**Requirement**
Rewrite as a numbered list the lines from the line with "buy-price[interactable]: 1.25 57" to the line with "price-tick-label: 1.29535 xyxy=(1536,194,1576,206)", leaving out any blank lines.

**Information supplied**
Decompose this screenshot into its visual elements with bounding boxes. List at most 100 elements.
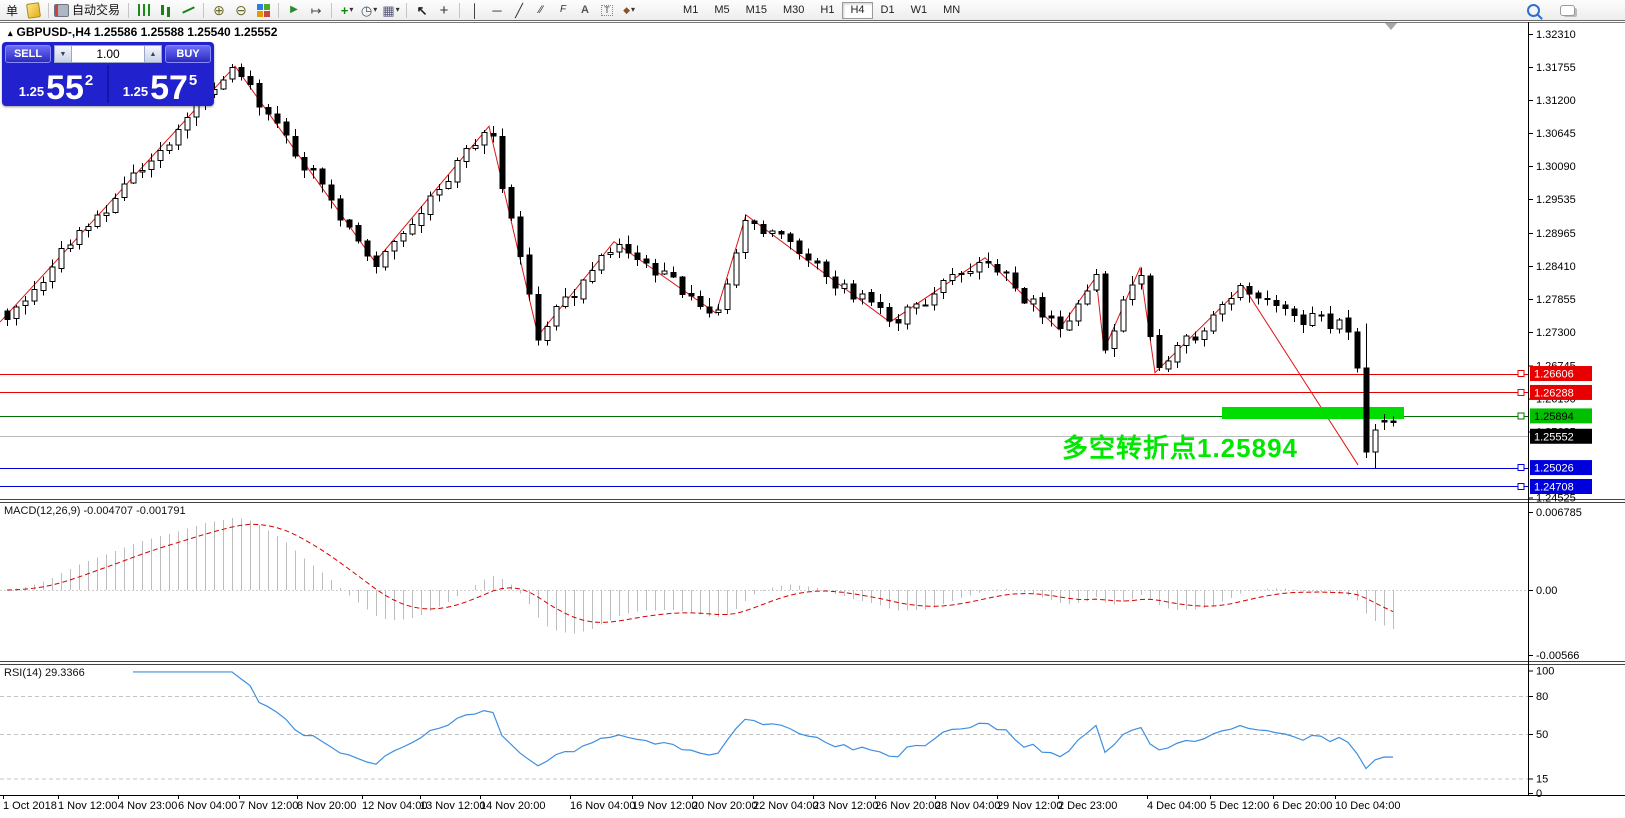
buy-price[interactable]: 1.25 57 5 xyxy=(122,69,198,108)
autotrading-icon xyxy=(54,3,70,17)
price-level-badge xyxy=(1530,428,1592,444)
time-tick-label: 6 Dec 20:00 xyxy=(1273,800,1332,812)
time-tick-label: 12 Nov 04:00 xyxy=(362,800,427,812)
price-tick-label: 1.29535 xyxy=(1536,194,1576,206)
equidistant-channel-icon[interactable]: ∕∕ xyxy=(539,3,543,16)
menu-label[interactable]: 单 xyxy=(6,3,19,18)
time-tick-label: 10 Dec 04:00 xyxy=(1335,800,1400,812)
new-order-icon[interactable] xyxy=(23,1,43,19)
price-level-badge xyxy=(1530,460,1592,476)
sell-button[interactable]: SELL xyxy=(5,45,51,63)
new-order-icon xyxy=(25,1,41,19)
rsi-label: RSI(14) 29.3366 xyxy=(4,667,85,679)
tile-windows-icon[interactable] xyxy=(253,2,273,19)
time-tick-label: 26 Nov 20:00 xyxy=(875,800,940,812)
line-anchor-marker xyxy=(1517,483,1525,490)
zoom-out-icon[interactable]: ⊖ xyxy=(235,2,247,18)
chat-icon[interactable] xyxy=(1557,2,1577,19)
chart-annotation: 多空转折点1.25894 xyxy=(1062,433,1298,463)
arrows-icon[interactable]: ◆ ▾ xyxy=(623,4,635,15)
time-axis: 1 Oct 2018 1 Nov 12:00 4 Nov 23:00 6 Nov 04… xyxy=(3,796,1400,812)
cursor-icon[interactable]: ↖ xyxy=(416,2,428,18)
green-highlight-box xyxy=(1222,407,1404,419)
periods-icon[interactable]: ◷ ▾ xyxy=(360,2,378,18)
candles xyxy=(4,63,1397,468)
line-chart-icon[interactable] xyxy=(178,2,198,19)
price-tick-label: 1.27855 xyxy=(1536,294,1576,306)
time-tick-label: 20 Nov 20:00 xyxy=(692,800,757,812)
timeframe-m1[interactable]: M1 xyxy=(675,2,706,19)
crosshair-icon[interactable]: + xyxy=(439,1,449,19)
timeframe-m15[interactable]: M15 xyxy=(738,2,775,19)
templates-icon[interactable]: ▦ ▾ xyxy=(382,2,400,18)
toolbar-separator xyxy=(278,2,280,18)
trendline-icon[interactable]: ╱ xyxy=(515,2,523,18)
toolbar-separator xyxy=(406,2,408,18)
price-level-badge xyxy=(1530,366,1592,382)
zoom-in-icon[interactable]: ⊕ xyxy=(213,2,225,18)
candlestick-chart-icon[interactable] xyxy=(156,2,176,19)
volume-decrease-button[interactable]: ▼ xyxy=(54,45,72,63)
rsi-axis-label: 0 xyxy=(1536,788,1542,800)
fibonacci-icon[interactable]: F xyxy=(559,4,567,15)
rsi-axis-label: 100 xyxy=(1536,666,1554,678)
timeframe-h4[interactable]: H4 xyxy=(842,1,873,19)
price-tick-label: 1.27300 xyxy=(1536,327,1576,339)
horizontal-line-icon[interactable]: ─ xyxy=(492,2,502,18)
bar-chart-icon[interactable] xyxy=(134,2,154,19)
vertical-line-icon[interactable]: │ xyxy=(470,2,480,18)
time-tick-label: 1 Oct 2018 xyxy=(3,800,57,812)
rsi-panel[interactable] xyxy=(0,671,1528,780)
price-tick-label: 1.30090 xyxy=(1536,161,1576,173)
text-label-icon[interactable]: T xyxy=(597,2,617,19)
price-tick-label: 1.31200 xyxy=(1536,95,1576,107)
price-level-badge-text: 1.26288 xyxy=(1534,387,1574,399)
toolbar-separator xyxy=(48,2,50,18)
price-chart[interactable] xyxy=(0,63,1528,487)
chat-icon xyxy=(1559,4,1575,16)
price-axis: 1.32310 1.31755 1.31200 1.30645 1.30090 1.295… xyxy=(1517,29,1592,800)
time-tick-label: 29 Nov 12:00 xyxy=(997,800,1062,812)
timeframe-m5[interactable]: M5 xyxy=(706,2,737,19)
volume-increase-button[interactable]: ▲ xyxy=(144,45,162,63)
timeframe-m30[interactable]: M30 xyxy=(775,2,812,19)
chart-shift-marker[interactable] xyxy=(1385,23,1397,30)
candlestick-chart-icon xyxy=(161,5,165,15)
timeframe-d1[interactable]: D1 xyxy=(873,2,903,19)
auto-scroll-icon[interactable]: ▶ xyxy=(290,4,298,15)
timeframe-w1[interactable]: W1 xyxy=(903,2,936,19)
indicators-icon[interactable]: + ▾ xyxy=(340,2,354,18)
timeframe-buttons: M1 M5 M15 M30 H1 H4 D1 W1 MN xyxy=(675,1,968,19)
line-anchor-marker xyxy=(1517,388,1525,396)
macd-signal-line xyxy=(6,523,1394,623)
price-tick-label: 1.24525 xyxy=(1536,492,1576,504)
chart-shift-icon[interactable]: ↦ xyxy=(310,2,322,18)
timeframe-h1[interactable]: H1 xyxy=(812,2,842,19)
text-icon[interactable]: A xyxy=(581,3,589,16)
tile-windows-icon xyxy=(256,3,263,10)
toolbar-separator xyxy=(128,2,130,18)
rsi-axis-label: 15 xyxy=(1536,773,1548,785)
macd-panel[interactable] xyxy=(0,518,1528,634)
time-tick-label: 5 Dec 12:00 xyxy=(1210,800,1269,812)
timeframe-mn[interactable]: MN xyxy=(935,2,968,19)
buy-button[interactable]: BUY xyxy=(165,45,211,63)
toolbar-separator xyxy=(331,2,333,18)
volume-input[interactable] xyxy=(72,45,144,63)
chevron-down-icon: ▾ xyxy=(373,5,378,14)
bar-chart-icon xyxy=(137,4,151,16)
price-level-badge-text: 1.25026 xyxy=(1534,463,1574,475)
toolbar: 单 自动交易 ⊕ ⊖ ▶ ↦ + ▾ ◷ ▾ ▦ ▾ ↖ + │ ─ ╱ ∕∕ F A T ◆ ▾ M1 M5 M15 M30 H… xyxy=(0,0,1625,21)
search-icon[interactable] xyxy=(1523,2,1543,19)
chart-title-text: GBPUSD-,H4 1.25586 1.25588 1.25540 1.255… xyxy=(16,25,278,39)
time-tick-label: 6 Nov 04:00 xyxy=(178,800,237,812)
time-tick-label: 4 Dec 04:00 xyxy=(1147,800,1206,812)
price-level-badge-text: 1.26606 xyxy=(1534,369,1574,381)
sell-price[interactable]: 1.25 55 2 xyxy=(5,65,109,105)
autotrading-icon[interactable]: 自动交易 xyxy=(54,2,123,19)
rsi-line xyxy=(133,671,1394,770)
time-tick-label: 2 Dec 23:00 xyxy=(1058,800,1117,812)
time-tick-label: 8 Nov 20:00 xyxy=(297,800,356,812)
time-tick-label: 4 Nov 23:00 xyxy=(118,800,177,812)
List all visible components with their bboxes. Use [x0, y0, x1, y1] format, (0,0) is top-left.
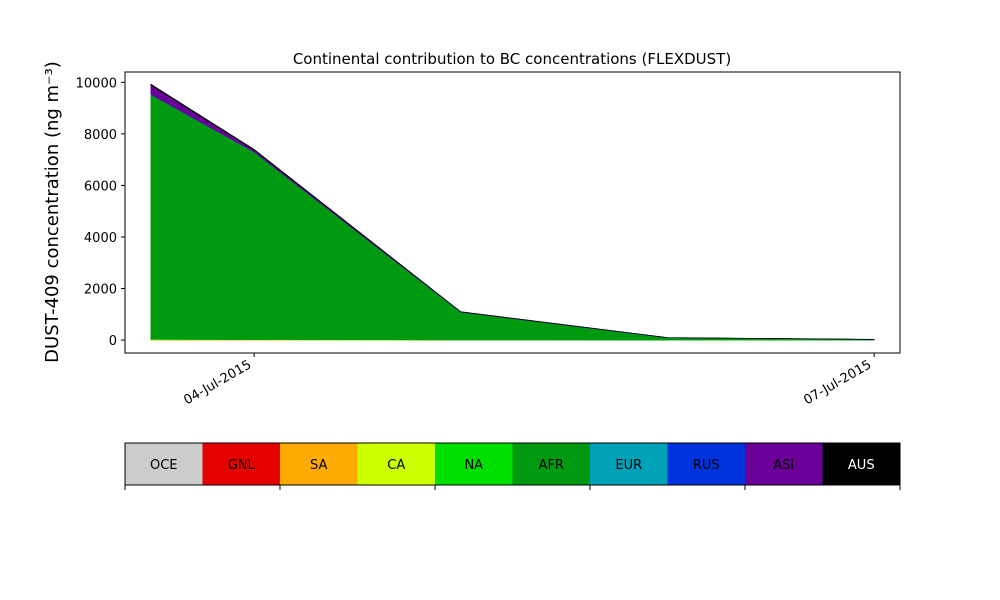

**Exercise result**
1. buy-price[interactable]: 1.25 57 5 xyxy=(122,69,198,108)
2. autotrading-icon xyxy=(54,3,70,17)
3. price-level-badge xyxy=(1530,428,1592,444)
4. time-tick-label: 6 Dec 20:00 xyxy=(1273,800,1332,812)
5. time-tick-label: 12 Nov 04:00 xyxy=(362,800,427,812)
6. price-tick-label: 1.29535 xyxy=(1536,194,1576,206)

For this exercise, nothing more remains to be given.